#### [Written request]
Pull out every row below that contains the string "column", matching uppercase and lowercase exactly, and copy each of those rows in full.

#### [Records for processing]
------------

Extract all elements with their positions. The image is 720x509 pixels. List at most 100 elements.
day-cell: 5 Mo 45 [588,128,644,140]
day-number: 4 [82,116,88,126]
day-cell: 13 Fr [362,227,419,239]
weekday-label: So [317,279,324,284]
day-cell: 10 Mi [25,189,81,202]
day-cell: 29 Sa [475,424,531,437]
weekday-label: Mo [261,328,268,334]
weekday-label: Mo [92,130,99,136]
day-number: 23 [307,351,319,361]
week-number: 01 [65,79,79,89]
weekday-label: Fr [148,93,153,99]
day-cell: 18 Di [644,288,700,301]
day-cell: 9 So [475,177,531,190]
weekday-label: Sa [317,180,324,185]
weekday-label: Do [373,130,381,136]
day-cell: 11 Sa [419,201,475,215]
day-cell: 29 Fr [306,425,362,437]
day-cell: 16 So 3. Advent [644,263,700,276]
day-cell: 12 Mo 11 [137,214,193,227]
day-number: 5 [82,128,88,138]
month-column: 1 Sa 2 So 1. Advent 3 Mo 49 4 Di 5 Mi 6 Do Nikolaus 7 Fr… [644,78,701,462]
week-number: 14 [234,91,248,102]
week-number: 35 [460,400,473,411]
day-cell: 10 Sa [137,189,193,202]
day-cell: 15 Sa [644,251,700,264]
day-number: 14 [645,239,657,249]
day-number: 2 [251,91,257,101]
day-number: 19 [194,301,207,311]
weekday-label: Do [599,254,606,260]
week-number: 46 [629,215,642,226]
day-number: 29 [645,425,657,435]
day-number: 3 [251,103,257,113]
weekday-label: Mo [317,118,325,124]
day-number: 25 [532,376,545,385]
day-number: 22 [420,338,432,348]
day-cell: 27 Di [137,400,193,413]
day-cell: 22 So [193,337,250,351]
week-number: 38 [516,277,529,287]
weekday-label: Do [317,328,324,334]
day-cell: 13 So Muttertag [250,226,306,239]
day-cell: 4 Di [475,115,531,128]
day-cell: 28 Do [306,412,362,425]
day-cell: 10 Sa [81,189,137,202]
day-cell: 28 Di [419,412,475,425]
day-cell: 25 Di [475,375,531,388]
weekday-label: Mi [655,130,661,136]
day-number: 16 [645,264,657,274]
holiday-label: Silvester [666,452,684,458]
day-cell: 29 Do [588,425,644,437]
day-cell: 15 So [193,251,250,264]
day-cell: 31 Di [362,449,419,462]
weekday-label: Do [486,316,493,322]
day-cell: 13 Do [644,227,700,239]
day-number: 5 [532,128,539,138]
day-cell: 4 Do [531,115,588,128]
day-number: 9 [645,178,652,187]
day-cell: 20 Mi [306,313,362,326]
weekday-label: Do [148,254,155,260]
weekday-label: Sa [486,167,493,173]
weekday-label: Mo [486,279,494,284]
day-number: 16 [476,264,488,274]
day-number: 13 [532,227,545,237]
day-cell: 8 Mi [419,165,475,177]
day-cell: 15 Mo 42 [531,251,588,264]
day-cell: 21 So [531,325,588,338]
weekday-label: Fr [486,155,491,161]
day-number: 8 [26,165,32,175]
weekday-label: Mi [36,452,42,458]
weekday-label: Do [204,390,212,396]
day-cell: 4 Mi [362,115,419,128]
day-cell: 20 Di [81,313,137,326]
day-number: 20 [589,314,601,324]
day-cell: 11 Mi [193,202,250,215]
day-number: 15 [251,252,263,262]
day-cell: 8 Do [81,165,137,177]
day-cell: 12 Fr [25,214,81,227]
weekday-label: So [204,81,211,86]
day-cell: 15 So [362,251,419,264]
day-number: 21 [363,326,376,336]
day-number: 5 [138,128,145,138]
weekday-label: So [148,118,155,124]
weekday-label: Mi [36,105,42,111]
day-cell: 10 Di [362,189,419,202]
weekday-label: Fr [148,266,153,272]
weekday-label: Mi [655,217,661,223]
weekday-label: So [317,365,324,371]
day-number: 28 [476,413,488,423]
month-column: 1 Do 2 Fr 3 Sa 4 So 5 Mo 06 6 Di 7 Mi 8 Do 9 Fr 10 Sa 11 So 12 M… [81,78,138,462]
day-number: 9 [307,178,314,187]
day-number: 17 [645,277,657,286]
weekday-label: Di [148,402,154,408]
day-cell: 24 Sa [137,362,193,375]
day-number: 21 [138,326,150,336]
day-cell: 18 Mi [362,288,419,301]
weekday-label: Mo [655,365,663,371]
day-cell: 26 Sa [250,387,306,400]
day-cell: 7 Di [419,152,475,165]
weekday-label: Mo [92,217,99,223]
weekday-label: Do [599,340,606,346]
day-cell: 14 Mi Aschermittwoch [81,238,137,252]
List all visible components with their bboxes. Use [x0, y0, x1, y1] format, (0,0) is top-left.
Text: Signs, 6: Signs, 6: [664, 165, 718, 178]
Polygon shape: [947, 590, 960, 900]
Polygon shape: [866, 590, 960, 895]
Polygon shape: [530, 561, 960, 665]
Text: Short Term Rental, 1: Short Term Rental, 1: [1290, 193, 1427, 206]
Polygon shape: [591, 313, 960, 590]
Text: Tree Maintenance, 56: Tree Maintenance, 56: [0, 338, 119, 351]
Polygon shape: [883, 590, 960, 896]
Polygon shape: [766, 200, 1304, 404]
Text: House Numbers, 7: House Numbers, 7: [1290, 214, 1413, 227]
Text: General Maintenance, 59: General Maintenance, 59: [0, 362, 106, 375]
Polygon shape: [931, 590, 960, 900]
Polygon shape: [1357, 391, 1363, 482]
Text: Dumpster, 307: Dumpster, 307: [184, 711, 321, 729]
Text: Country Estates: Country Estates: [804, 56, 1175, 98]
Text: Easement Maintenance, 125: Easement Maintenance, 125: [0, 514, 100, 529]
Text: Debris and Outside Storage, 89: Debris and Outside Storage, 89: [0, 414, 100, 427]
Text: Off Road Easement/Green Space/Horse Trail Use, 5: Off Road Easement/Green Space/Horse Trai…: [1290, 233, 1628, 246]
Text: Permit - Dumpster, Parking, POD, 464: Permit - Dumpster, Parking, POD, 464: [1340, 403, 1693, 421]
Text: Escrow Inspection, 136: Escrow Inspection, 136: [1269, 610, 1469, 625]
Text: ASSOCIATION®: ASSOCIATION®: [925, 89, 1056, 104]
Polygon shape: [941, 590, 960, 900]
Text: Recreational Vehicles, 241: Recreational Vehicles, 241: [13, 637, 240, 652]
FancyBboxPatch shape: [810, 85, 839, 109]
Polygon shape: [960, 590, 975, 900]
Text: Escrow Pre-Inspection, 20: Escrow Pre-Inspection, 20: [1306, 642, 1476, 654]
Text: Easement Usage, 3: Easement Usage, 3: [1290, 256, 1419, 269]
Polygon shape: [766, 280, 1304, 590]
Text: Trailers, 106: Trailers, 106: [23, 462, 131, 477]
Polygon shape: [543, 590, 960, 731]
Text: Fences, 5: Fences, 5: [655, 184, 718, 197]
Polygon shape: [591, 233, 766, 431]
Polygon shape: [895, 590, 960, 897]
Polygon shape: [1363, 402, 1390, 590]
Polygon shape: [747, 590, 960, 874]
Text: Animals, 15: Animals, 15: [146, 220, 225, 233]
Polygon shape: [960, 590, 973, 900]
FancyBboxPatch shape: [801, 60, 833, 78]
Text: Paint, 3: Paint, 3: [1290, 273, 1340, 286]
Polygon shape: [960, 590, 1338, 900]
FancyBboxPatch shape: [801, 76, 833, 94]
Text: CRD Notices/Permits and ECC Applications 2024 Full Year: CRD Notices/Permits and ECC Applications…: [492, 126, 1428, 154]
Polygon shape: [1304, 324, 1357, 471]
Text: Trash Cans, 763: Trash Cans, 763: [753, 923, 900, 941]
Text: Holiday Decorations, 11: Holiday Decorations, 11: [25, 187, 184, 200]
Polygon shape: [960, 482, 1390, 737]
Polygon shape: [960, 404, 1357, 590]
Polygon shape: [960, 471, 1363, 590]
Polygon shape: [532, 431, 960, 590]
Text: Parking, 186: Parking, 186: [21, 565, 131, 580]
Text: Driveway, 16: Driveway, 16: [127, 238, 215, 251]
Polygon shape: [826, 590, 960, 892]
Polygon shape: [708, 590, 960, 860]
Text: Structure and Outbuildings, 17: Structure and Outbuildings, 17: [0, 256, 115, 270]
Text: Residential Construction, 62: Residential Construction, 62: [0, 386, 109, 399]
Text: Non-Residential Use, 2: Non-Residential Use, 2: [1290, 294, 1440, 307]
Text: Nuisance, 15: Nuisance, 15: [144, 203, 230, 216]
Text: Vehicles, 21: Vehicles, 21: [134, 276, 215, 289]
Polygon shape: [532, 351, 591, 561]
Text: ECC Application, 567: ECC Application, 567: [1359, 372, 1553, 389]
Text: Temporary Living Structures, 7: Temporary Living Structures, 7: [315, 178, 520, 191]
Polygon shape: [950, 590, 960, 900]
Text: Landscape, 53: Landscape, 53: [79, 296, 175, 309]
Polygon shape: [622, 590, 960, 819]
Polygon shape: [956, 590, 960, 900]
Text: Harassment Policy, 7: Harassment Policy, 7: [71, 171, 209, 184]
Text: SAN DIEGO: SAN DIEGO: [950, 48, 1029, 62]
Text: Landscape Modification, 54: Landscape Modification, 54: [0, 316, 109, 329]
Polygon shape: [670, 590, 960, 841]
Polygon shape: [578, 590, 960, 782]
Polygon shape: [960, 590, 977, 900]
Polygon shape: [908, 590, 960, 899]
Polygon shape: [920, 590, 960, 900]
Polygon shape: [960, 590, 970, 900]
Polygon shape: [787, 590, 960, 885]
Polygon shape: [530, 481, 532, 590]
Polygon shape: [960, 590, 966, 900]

------------

#### [The reply]
month-column: 1 Sa 2 So 1. Advent 3 Mo 49 4 Di 5 Mi 6 Do Nikolaus 7 Fr… [644,78,701,462]
month-column: 1 Do 2 Fr 3 Sa 4 So 5 Mo 06 6 Di 7 Mi 8 Do 9 Fr 10 Sa 11 So 12 M… [81,78,138,462]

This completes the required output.